__MATERIAL PROVIDED__:
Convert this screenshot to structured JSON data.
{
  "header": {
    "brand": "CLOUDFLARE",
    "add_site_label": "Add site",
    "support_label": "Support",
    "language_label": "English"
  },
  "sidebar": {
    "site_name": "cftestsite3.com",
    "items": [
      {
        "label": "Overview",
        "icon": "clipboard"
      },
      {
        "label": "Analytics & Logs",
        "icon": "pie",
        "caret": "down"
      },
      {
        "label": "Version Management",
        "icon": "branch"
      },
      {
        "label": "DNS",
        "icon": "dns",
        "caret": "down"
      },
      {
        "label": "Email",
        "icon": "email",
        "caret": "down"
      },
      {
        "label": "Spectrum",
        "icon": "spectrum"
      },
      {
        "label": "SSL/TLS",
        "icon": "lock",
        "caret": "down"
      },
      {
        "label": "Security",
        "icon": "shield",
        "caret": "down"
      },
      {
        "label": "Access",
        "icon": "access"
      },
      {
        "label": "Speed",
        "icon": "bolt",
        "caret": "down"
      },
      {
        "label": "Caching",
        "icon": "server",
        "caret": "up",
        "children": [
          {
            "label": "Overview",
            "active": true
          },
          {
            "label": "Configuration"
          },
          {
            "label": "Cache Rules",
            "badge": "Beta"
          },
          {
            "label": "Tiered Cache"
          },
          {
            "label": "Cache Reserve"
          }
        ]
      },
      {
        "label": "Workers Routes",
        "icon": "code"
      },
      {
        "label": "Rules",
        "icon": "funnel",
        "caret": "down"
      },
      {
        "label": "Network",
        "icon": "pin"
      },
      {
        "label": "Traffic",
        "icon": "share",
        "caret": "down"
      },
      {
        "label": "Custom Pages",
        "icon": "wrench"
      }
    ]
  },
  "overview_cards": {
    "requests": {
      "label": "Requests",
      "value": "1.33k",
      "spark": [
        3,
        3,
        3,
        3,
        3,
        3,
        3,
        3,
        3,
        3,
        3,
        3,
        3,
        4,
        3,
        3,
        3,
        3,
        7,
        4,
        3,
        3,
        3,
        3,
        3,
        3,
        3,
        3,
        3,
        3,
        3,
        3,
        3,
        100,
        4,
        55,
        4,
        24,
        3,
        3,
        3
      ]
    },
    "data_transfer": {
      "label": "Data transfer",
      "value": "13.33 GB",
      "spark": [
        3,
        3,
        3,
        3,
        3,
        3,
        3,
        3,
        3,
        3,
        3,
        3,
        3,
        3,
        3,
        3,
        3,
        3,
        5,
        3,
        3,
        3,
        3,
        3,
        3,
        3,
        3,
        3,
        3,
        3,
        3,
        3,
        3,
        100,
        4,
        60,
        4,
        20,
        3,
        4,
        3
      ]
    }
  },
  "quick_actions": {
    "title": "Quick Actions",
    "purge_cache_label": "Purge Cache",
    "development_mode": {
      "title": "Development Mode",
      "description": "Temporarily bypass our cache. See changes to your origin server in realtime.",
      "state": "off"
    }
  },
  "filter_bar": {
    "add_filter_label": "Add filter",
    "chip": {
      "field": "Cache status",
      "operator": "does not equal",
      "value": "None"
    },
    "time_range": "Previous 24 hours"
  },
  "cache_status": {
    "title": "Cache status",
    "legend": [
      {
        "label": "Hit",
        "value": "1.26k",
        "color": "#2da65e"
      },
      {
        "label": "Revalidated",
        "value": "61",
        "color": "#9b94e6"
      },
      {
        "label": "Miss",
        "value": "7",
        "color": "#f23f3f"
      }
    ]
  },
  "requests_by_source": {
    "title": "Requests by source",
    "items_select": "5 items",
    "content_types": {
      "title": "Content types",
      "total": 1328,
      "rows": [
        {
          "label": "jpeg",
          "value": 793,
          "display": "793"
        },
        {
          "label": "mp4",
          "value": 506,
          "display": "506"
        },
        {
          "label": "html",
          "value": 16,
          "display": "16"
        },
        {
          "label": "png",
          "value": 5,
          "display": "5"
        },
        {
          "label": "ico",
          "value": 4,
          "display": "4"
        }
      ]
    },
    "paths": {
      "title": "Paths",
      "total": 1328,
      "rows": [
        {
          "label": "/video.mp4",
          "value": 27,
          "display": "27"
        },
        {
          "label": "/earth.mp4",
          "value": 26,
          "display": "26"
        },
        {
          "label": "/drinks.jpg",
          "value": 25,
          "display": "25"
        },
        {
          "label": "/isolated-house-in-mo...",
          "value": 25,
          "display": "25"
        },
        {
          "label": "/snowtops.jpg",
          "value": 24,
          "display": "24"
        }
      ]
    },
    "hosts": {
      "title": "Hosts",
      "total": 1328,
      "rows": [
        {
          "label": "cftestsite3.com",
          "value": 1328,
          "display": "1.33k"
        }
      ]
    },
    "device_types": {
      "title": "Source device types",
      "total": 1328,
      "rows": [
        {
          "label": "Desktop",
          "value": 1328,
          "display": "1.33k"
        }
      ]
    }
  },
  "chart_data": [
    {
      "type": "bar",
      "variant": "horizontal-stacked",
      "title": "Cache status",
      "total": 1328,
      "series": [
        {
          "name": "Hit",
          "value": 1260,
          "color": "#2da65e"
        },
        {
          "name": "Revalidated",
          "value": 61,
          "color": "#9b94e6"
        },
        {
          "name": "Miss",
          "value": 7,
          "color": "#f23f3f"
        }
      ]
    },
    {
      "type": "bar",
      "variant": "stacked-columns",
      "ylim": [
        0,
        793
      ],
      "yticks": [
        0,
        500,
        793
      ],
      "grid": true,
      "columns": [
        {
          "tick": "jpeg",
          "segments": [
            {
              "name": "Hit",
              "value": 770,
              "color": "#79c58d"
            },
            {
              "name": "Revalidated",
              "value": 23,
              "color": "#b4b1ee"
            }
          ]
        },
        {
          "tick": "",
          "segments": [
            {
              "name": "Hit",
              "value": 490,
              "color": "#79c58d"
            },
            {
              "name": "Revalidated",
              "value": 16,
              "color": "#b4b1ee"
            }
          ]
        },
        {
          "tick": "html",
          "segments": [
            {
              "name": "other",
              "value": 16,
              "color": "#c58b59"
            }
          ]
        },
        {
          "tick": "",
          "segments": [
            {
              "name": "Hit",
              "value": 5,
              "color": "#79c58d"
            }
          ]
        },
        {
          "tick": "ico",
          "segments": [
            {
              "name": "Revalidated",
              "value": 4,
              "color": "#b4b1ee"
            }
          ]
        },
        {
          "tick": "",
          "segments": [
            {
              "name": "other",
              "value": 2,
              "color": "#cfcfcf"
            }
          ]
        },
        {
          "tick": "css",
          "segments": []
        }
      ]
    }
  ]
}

__STATED EXERCISE__: Consider the entries above and return each line with the string "display".

__CORRECT RESPONSE__:
          "display": "793"
          "display": "506"
          "display": "16"
          "display": "5"
          "display": "4"
          "display": "27"
          "display": "26"
          "display": "25"
          "display": "25"
          "display": "24"
          "display": "1.33k"
          "display": "1.33k"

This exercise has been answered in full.